[Collected data]

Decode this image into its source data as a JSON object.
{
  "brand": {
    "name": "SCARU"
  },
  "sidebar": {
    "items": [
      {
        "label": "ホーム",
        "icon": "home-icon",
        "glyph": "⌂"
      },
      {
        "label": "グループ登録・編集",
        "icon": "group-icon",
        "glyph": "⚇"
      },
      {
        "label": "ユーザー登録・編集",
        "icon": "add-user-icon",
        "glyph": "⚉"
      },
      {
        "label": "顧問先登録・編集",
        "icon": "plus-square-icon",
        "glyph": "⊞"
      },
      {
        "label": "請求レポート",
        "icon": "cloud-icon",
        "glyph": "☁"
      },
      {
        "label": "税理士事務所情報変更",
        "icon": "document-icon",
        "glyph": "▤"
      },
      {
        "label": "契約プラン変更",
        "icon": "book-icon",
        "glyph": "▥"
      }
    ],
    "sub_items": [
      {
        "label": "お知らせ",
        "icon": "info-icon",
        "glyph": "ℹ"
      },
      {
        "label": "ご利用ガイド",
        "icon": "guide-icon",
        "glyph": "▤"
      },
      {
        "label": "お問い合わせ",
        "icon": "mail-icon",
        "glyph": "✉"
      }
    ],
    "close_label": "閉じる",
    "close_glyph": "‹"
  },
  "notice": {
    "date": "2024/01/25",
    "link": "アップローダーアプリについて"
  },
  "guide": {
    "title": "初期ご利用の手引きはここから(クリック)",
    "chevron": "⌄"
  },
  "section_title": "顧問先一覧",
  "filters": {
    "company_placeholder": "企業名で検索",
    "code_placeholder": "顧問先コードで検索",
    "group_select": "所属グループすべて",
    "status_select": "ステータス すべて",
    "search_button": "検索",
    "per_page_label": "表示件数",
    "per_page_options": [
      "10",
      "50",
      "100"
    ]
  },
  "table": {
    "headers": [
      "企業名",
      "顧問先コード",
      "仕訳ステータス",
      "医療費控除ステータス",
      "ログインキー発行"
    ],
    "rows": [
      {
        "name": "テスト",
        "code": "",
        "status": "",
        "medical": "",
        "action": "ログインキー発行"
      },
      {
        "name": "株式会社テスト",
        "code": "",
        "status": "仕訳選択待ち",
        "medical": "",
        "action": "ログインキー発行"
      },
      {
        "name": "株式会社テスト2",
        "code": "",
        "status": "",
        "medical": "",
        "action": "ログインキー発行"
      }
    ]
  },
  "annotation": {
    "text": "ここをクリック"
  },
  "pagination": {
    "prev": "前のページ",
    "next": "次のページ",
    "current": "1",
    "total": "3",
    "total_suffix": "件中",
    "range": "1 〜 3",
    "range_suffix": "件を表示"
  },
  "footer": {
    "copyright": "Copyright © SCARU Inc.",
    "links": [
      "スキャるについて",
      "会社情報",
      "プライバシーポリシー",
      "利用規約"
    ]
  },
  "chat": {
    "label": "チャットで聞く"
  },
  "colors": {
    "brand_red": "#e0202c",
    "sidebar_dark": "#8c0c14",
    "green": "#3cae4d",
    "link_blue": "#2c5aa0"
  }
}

[Stated goal]: Nothing may be left out: return each entry exactly as it reads.

[Task result]:
Decode this image into its source data as a JSON object.
{
  "brand": {
    "name": "SCARU"
  },
  "sidebar": {
    "items": [
      {
        "label": "ホーム",
        "icon": "home-icon",
        "glyph": "⌂"
      },
      {
        "label": "グループ登録・編集",
        "icon": "group-icon",
        "glyph": "⚇"
      },
      {
        "label": "ユーザー登録・編集",
        "icon": "add-user-icon",
        "glyph": "⚉"
      },
      {
        "label": "顧問先登録・編集",
        "icon": "plus-square-icon",
        "glyph": "⊞"
      },
      {
        "label": "請求レポート",
        "icon": "cloud-icon",
        "glyph": "☁"
      },
      {
        "label": "税理士事務所情報変更",
        "icon": "document-icon",
        "glyph": "▤"
      },
      {
        "label": "契約プラン変更",
        "icon": "book-icon",
        "glyph": "▥"
      }
    ],
    "sub_items": [
      {
        "label": "お知らせ",
        "icon": "info-icon",
        "glyph": "ℹ"
      },
      {
        "label": "ご利用ガイド",
        "icon": "guide-icon",
        "glyph": "▤"
      },
      {
        "label": "お問い合わせ",
        "icon": "mail-icon",
        "glyph": "✉"
      }
    ],
    "close_label": "閉じる",
    "close_glyph": "‹"
  },
  "notice": {
    "date": "2024/01/25",
    "link": "アップローダーアプリについて"
  },
  "guide": {
    "title": "初期ご利用の手引きはここから(クリック)",
    "chevron": "⌄"
  },
  "section_title": "顧問先一覧",
  "filters": {
    "company_placeholder": "企業名で検索",
    "code_placeholder": "顧問先コードで検索",
    "group_select": "所属グループすべて",
    "status_select": "ステータス すべて",
    "search_button": "検索",
    "per_page_label": "表示件数",
    "per_page_options": [
      "10",
      "50",
      "100"
    ]
  },
  "table": {
    "headers": [
      "企業名",
      "顧問先コード",
      "仕訳ステータス",
      "医療費控除ステータス",
      "ログインキー発行"
    ],
    "rows": [
      {
        "name": "テスト",
        "code": "",
        "status": "",
        "medical": "",
        "action": "ログインキー発行"
      },
      {
        "name": "株式会社テスト",
        "code": "",
        "status": "仕訳選択待ち",
        "medical": "",
        "action": "ログインキー発行"
      },
      {
        "name": "株式会社テスト2",
        "code": "",
        "status": "",
        "medical": "",
        "action": "ログインキー発行"
      }
    ]
  },
  "annotation": {
    "text": "ここをクリック"
  },
  "pagination": {
    "prev": "前のページ",
    "next": "次のページ",
    "current": "1",
    "total": "3",
    "total_suffix": "件中",
    "range": "1 〜 3",
    "range_suffix": "件を表示"
  },
  "footer": {
    "copyright": "Copyright © SCARU Inc.",
    "links": [
      "スキャるについて",
      "会社情報",
      "プライバシーポリシー",
      "利用規約"
    ]
  },
  "chat": {
    "label": "チャットで聞く"
  },
  "colors": {
    "brand_red": "#e0202c",
    "sidebar_dark": "#8c0c14",
    "green": "#3cae4d",
    "link_blue": "#2c5aa0"
  }
}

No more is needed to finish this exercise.